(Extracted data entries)
+ + + + + + +

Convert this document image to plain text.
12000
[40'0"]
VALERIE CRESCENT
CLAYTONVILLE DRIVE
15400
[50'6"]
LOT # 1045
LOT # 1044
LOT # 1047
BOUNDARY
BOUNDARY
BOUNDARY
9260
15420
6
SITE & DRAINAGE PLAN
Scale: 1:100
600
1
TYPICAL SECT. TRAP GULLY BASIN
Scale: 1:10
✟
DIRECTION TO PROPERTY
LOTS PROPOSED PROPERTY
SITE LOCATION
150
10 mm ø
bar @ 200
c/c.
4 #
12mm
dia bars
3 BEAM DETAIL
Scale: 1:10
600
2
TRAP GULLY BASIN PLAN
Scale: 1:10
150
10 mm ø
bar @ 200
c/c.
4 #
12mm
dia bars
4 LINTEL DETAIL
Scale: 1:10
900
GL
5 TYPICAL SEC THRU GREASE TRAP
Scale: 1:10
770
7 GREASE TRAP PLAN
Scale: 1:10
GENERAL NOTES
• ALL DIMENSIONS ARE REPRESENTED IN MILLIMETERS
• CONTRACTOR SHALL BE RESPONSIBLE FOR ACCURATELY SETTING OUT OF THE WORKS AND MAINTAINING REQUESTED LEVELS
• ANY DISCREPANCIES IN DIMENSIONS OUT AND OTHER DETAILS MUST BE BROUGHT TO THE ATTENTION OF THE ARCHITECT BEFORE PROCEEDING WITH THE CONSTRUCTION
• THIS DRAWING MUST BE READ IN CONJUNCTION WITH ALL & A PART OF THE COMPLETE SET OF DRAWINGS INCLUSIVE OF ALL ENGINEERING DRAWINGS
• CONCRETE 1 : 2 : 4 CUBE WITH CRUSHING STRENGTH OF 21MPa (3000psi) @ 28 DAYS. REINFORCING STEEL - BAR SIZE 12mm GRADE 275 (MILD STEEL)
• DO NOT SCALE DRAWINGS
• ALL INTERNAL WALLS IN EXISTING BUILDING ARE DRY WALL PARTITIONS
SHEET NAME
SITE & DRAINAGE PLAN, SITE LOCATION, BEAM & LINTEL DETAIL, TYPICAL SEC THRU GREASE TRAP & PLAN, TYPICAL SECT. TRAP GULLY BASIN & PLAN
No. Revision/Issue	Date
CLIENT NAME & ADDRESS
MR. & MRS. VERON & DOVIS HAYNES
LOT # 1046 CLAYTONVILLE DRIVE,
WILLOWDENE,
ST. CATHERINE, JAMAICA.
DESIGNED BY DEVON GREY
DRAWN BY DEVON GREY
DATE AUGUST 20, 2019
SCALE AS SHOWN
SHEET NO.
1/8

+ + + + + + +

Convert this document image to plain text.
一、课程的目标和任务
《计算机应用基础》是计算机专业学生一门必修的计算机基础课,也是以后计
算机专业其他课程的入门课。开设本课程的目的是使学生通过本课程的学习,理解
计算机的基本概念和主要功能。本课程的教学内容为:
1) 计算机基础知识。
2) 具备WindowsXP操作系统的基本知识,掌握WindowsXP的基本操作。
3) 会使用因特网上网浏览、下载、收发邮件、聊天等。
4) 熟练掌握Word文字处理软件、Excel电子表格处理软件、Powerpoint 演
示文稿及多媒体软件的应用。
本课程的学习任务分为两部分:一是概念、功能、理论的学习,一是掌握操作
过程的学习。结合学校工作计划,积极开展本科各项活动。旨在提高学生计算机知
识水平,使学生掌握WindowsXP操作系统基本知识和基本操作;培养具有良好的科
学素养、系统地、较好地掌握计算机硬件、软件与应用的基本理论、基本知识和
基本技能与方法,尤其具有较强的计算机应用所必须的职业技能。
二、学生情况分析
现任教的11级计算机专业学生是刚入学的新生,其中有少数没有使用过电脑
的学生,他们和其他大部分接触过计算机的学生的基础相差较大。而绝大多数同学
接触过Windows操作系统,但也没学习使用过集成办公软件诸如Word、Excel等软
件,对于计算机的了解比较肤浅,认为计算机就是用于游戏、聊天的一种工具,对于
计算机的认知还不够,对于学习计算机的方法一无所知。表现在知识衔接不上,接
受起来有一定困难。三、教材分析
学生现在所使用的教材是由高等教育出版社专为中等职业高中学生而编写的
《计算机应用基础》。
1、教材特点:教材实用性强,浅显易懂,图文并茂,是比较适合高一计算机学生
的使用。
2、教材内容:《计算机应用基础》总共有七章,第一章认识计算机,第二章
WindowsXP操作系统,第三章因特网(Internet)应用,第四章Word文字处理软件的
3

+ + + + + + +

### Given instruction:
Give the number of lines in the listing above that contain "BEAM", and nothing else.

### Full response:
2